**EXERCISE REQUIREMENTS:**
Omit the pictures, please, and give each record below again exactly.

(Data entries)
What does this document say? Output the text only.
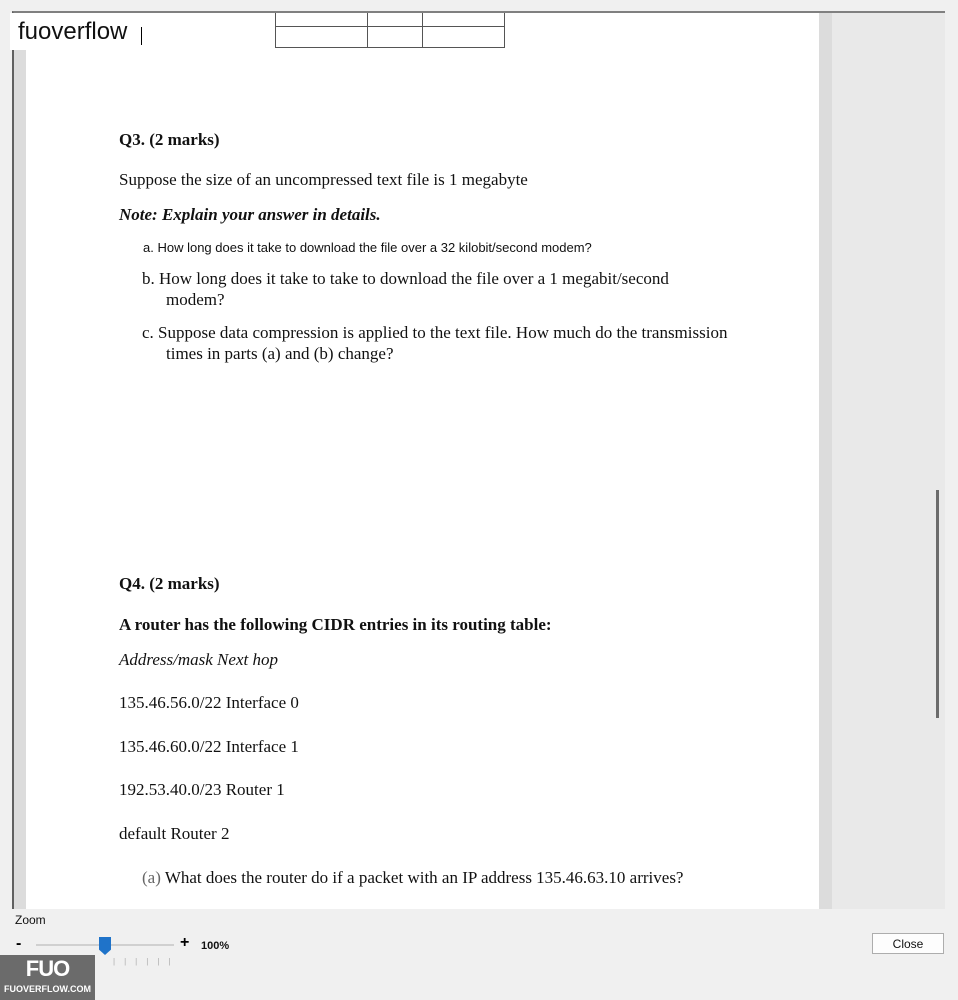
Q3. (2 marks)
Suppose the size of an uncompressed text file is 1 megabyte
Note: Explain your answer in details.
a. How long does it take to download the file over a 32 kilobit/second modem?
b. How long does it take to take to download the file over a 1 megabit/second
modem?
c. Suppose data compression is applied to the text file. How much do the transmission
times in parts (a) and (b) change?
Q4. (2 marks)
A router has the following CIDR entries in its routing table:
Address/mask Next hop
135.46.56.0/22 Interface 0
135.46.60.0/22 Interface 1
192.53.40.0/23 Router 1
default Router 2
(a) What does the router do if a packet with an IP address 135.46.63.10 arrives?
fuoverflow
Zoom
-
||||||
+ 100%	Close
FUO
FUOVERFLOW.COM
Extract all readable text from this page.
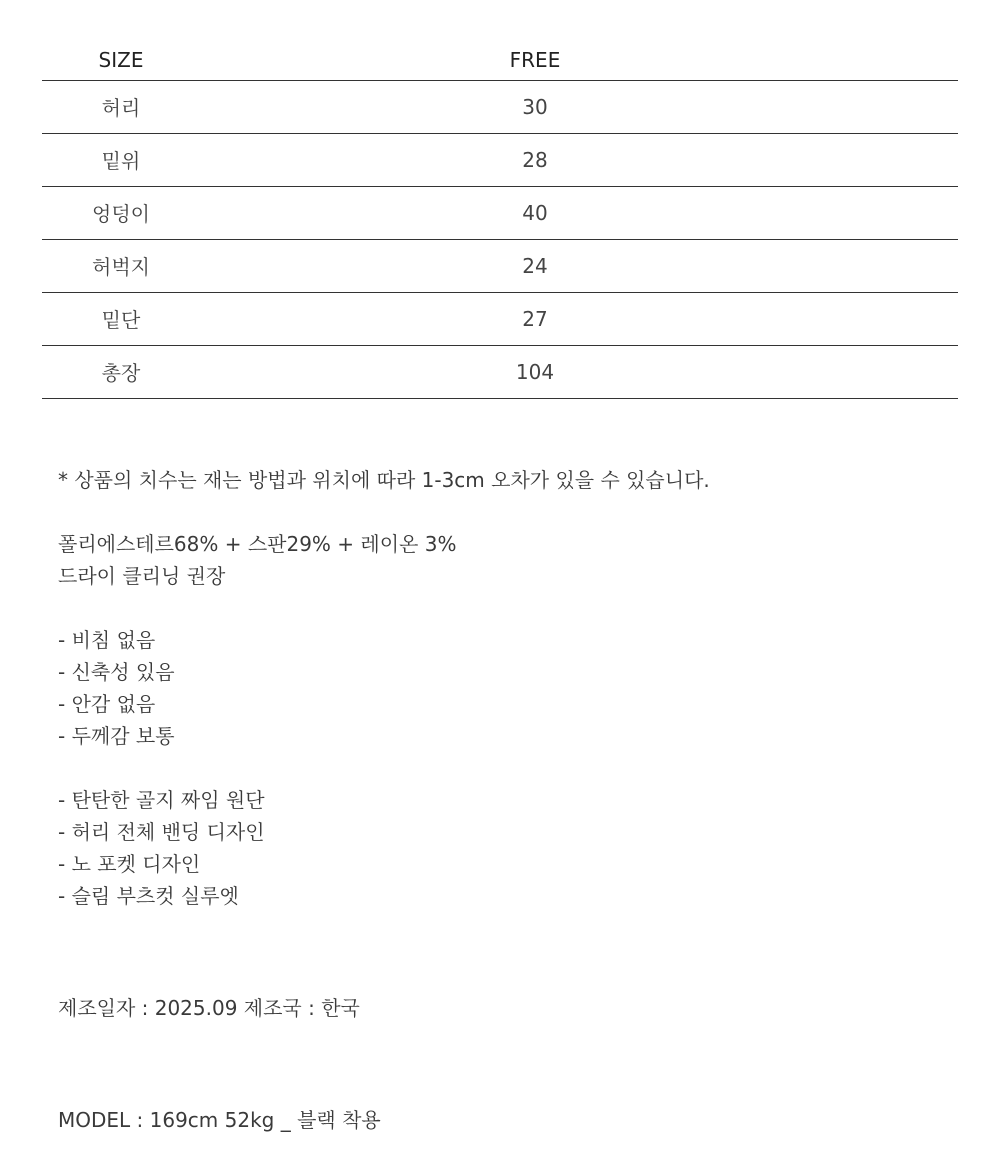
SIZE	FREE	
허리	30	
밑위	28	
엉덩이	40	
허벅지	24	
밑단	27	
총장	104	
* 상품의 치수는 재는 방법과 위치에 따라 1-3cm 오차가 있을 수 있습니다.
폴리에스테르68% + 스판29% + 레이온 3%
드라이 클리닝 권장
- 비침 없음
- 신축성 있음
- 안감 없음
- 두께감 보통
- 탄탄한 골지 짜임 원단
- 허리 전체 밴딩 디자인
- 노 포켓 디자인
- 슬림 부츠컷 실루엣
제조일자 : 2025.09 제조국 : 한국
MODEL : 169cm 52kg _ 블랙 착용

**WRITTEN SOLUTION:**
What does this document say? Output the text only.
Q3. (2 marks)
Suppose the size of an uncompressed text file is 1 megabyte
Note: Explain your answer in details.
a. How long does it take to download the file over a 32 kilobit/second modem?
b. How long does it take to take to download the file over a 1 megabit/second
modem?
c. Suppose data compression is applied to the text file. How much do the transmission
times in parts (a) and (b) change?
Q4. (2 marks)
A router has the following CIDR entries in its routing table:
Address/mask Next hop
135.46.56.0/22 Interface 0
135.46.60.0/22 Interface 1
192.53.40.0/23 Router 1
default Router 2
(a) What does the router do if a packet with an IP address 135.46.63.10 arrives?
fuoverflow
Zoom
-
||||||
+ 100%	Close
FUO
FUOVERFLOW.COM
Extract all readable text from this page.
SIZE	FREE	
허리	30	
밑위	28	
엉덩이	40	
허벅지	24	
밑단	27	
총장	104	
* 상품의 치수는 재는 방법과 위치에 따라 1-3cm 오차가 있을 수 있습니다.
폴리에스테르68% + 스판29% + 레이온 3%
드라이 클리닝 권장
- 비침 없음
- 신축성 있음
- 안감 없음
- 두께감 보통
- 탄탄한 골지 짜임 원단
- 허리 전체 밴딩 디자인
- 노 포켓 디자인
- 슬림 부츠컷 실루엣
제조일자 : 2025.09 제조국 : 한국
MODEL : 169cm 52kg _ 블랙 착용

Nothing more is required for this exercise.